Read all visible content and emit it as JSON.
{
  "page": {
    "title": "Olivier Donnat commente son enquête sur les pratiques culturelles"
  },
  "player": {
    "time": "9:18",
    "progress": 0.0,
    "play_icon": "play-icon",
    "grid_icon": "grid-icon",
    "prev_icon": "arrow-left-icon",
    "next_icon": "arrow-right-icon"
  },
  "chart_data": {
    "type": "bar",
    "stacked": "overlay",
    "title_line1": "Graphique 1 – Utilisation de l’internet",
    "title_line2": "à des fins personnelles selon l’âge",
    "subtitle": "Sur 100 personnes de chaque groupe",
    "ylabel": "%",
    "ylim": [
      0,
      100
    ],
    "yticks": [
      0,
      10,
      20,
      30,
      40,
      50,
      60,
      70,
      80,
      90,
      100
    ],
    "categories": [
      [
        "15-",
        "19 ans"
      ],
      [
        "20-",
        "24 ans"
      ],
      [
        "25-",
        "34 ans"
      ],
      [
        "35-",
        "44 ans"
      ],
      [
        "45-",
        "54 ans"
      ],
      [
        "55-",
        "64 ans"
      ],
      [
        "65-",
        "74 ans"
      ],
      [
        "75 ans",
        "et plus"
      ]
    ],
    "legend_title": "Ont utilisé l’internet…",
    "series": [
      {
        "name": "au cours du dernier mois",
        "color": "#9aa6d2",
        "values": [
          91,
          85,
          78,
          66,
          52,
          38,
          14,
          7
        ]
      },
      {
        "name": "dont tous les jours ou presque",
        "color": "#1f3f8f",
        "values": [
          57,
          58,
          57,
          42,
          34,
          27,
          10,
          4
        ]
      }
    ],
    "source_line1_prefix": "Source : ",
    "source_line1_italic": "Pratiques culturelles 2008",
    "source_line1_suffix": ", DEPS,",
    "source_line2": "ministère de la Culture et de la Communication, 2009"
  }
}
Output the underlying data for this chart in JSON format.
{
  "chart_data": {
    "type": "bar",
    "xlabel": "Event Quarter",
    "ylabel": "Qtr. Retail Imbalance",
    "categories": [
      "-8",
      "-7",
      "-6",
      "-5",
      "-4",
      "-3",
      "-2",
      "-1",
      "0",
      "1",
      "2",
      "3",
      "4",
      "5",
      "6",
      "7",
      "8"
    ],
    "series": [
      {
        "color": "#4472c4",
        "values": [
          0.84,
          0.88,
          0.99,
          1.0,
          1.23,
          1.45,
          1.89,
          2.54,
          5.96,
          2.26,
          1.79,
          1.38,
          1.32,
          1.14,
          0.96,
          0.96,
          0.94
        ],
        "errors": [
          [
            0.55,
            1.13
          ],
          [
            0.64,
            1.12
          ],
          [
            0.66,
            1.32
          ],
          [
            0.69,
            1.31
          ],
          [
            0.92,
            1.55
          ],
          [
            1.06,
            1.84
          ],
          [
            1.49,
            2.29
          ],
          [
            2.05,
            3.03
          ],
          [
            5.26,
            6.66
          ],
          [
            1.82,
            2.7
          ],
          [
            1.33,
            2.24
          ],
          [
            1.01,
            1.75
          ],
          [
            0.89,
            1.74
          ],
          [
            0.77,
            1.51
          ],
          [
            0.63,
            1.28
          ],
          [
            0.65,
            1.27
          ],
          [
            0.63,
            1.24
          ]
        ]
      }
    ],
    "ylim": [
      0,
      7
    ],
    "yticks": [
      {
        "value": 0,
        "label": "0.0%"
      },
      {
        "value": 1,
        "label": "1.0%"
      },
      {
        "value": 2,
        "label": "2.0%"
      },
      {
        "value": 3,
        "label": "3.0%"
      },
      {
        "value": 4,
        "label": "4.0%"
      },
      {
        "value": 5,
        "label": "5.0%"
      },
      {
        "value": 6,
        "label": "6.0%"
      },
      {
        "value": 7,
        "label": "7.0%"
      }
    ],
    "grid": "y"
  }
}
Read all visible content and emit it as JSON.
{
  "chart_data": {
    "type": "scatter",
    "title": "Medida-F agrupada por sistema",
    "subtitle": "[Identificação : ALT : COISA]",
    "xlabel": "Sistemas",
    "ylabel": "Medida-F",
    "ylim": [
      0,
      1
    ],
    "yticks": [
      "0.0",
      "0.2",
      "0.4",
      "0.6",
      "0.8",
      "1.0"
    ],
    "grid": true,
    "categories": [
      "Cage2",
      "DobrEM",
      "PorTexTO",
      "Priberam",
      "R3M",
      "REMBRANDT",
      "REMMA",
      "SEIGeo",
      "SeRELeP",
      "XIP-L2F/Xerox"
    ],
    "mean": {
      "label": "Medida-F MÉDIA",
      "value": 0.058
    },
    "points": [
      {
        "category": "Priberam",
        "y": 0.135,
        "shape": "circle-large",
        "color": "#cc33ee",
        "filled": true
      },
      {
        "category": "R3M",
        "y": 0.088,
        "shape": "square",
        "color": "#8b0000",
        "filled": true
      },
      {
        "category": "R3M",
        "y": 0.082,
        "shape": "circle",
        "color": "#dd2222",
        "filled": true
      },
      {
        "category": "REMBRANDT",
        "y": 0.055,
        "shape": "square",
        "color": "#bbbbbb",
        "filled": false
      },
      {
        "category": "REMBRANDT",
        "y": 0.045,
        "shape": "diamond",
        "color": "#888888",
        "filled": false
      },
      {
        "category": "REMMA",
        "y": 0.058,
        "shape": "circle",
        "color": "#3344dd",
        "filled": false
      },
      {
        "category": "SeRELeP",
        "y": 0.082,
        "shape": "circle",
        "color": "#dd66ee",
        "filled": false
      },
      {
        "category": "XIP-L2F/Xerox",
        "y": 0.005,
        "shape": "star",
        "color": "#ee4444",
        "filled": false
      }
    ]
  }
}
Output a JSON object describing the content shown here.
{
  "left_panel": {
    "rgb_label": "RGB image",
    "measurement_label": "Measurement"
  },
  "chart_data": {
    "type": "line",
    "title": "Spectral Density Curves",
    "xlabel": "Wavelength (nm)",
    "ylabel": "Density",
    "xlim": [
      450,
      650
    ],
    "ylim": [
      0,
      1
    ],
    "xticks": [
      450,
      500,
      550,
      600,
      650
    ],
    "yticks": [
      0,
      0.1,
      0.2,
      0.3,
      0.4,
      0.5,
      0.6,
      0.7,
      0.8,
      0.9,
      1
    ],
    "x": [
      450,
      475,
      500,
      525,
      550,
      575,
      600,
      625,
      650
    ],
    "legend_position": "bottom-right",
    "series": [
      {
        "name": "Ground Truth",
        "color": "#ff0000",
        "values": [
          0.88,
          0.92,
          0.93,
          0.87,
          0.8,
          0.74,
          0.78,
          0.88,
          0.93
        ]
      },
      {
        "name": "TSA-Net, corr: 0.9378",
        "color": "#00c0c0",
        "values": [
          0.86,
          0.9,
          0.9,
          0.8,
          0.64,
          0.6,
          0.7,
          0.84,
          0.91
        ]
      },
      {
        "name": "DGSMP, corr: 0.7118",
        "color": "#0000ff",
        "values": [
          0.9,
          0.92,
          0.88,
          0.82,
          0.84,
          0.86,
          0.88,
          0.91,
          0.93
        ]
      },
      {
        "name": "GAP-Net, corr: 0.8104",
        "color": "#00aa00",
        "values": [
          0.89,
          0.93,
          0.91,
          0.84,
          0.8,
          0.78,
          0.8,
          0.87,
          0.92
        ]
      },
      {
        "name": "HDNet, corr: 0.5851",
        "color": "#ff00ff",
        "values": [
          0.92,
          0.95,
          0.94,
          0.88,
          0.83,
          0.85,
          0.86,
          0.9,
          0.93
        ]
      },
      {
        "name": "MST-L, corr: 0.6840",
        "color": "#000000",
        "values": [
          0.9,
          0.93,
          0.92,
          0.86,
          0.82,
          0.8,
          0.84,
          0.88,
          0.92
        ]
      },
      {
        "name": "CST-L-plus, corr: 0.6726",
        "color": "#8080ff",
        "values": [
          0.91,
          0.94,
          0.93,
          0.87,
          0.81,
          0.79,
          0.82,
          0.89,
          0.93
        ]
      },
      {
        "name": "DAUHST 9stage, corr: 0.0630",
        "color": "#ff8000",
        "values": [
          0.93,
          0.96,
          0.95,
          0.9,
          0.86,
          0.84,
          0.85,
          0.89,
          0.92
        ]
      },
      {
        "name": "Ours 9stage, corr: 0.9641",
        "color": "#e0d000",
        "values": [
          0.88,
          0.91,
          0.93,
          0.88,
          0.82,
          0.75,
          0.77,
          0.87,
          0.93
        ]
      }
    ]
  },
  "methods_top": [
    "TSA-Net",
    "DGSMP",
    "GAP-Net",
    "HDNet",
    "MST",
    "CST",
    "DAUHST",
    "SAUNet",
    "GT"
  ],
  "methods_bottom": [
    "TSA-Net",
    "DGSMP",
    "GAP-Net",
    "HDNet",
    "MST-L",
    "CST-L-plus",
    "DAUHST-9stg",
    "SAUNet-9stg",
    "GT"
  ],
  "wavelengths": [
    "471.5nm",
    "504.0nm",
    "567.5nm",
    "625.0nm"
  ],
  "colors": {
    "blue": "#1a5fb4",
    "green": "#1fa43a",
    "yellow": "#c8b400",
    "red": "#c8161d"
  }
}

┄┄┄┄┄┄┄┄┄┄┄┄┄┄┄┄┄┄┄┄

- Short task
Scan the material above. Return every line containing the string "Output".

- Solution
Output the underlying data for this chart in JSON format.
Output a JSON object describing the content shown here.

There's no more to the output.